** BEGIN DATA SECTION **
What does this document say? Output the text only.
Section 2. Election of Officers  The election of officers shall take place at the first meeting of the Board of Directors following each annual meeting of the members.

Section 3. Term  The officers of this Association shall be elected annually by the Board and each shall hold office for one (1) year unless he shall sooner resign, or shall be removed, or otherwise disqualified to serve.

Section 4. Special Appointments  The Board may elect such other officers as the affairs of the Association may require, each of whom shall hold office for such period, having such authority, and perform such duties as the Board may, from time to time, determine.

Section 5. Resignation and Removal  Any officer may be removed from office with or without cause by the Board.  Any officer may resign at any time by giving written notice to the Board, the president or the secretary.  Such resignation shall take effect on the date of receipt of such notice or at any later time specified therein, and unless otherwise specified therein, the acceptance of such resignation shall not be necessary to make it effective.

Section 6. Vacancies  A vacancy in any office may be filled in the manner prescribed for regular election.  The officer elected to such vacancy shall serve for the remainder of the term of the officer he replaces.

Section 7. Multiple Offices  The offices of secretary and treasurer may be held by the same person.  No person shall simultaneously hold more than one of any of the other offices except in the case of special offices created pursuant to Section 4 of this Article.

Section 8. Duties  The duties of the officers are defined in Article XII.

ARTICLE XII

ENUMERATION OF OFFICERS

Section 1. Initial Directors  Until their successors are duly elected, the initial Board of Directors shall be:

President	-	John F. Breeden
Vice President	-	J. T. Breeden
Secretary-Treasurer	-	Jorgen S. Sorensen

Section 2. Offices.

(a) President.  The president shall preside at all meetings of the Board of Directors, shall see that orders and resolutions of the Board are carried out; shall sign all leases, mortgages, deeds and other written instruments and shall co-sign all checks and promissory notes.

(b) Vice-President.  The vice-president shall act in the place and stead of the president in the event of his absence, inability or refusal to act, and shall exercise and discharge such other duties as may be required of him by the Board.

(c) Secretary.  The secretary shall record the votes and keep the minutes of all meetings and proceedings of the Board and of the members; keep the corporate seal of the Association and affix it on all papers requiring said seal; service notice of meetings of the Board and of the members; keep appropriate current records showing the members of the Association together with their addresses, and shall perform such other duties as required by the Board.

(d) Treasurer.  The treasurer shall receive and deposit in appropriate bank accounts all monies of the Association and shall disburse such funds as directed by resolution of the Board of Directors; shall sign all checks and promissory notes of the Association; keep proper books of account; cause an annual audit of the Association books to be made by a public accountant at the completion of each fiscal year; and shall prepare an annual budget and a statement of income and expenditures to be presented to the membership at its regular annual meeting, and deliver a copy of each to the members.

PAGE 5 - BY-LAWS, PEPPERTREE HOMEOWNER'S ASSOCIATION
** END DATA SECTION **
* EXERCISE INSTRUCTIONS: Your task is to quote the listing above word for word.

* THE COMPLETED TASK:
What does this document say? Output the text only.
Section 2. Election of Officers  The election of officers shall take place at the first meeting of the Board of Directors following each annual meeting of the members.

Section 3. Term  The officers of this Association shall be elected annually by the Board and each shall hold office for one (1) year unless he shall sooner resign, or shall be removed, or otherwise disqualified to serve.

Section 4. Special Appointments  The Board may elect such other officers as the affairs of the Association may require, each of whom shall hold office for such period, having such authority, and perform such duties as the Board may, from time to time, determine.

Section 5. Resignation and Removal  Any officer may be removed from office with or without cause by the Board.  Any officer may resign at any time by giving written notice to the Board, the president or the secretary.  Such resignation shall take effect on the date of receipt of such notice or at any later time specified therein, and unless otherwise specified therein, the acceptance of such resignation shall not be necessary to make it effective.

Section 6. Vacancies  A vacancy in any office may be filled in the manner prescribed for regular election.  The officer elected to such vacancy shall serve for the remainder of the term of the officer he replaces.

Section 7. Multiple Offices  The offices of secretary and treasurer may be held by the same person.  No person shall simultaneously hold more than one of any of the other offices except in the case of special offices created pursuant to Section 4 of this Article.

Section 8. Duties  The duties of the officers are defined in Article XII.

ARTICLE XII

ENUMERATION OF OFFICERS

Section 1. Initial Directors  Until their successors are duly elected, the initial Board of Directors shall be:

President	-	John F. Breeden
Vice President	-	J. T. Breeden
Secretary-Treasurer	-	Jorgen S. Sorensen

Section 2. Offices.

(a) President.  The president shall preside at all meetings of the Board of Directors, shall see that orders and resolutions of the Board are carried out; shall sign all leases, mortgages, deeds and other written instruments and shall co-sign all checks and promissory notes.

(b) Vice-President.  The vice-president shall act in the place and stead of the president in the event of his absence, inability or refusal to act, and shall exercise and discharge such other duties as may be required of him by the Board.

(c) Secretary.  The secretary shall record the votes and keep the minutes of all meetings and proceedings of the Board and of the members; keep the corporate seal of the Association and affix it on all papers requiring said seal; service notice of meetings of the Board and of the members; keep appropriate current records showing the members of the Association together with their addresses, and shall perform such other duties as required by the Board.

(d) Treasurer.  The treasurer shall receive and deposit in appropriate bank accounts all monies of the Association and shall disburse such funds as directed by resolution of the Board of Directors; shall sign all checks and promissory notes of the Association; keep proper books of account; cause an annual audit of the Association books to be made by a public accountant at the completion of each fiscal year; and shall prepare an annual budget and a statement of income and expenditures to be presented to the membership at its regular annual meeting, and deliver a copy of each to the members.

PAGE 5 - BY-LAWS, PEPPERTREE HOMEOWNER'S ASSOCIATION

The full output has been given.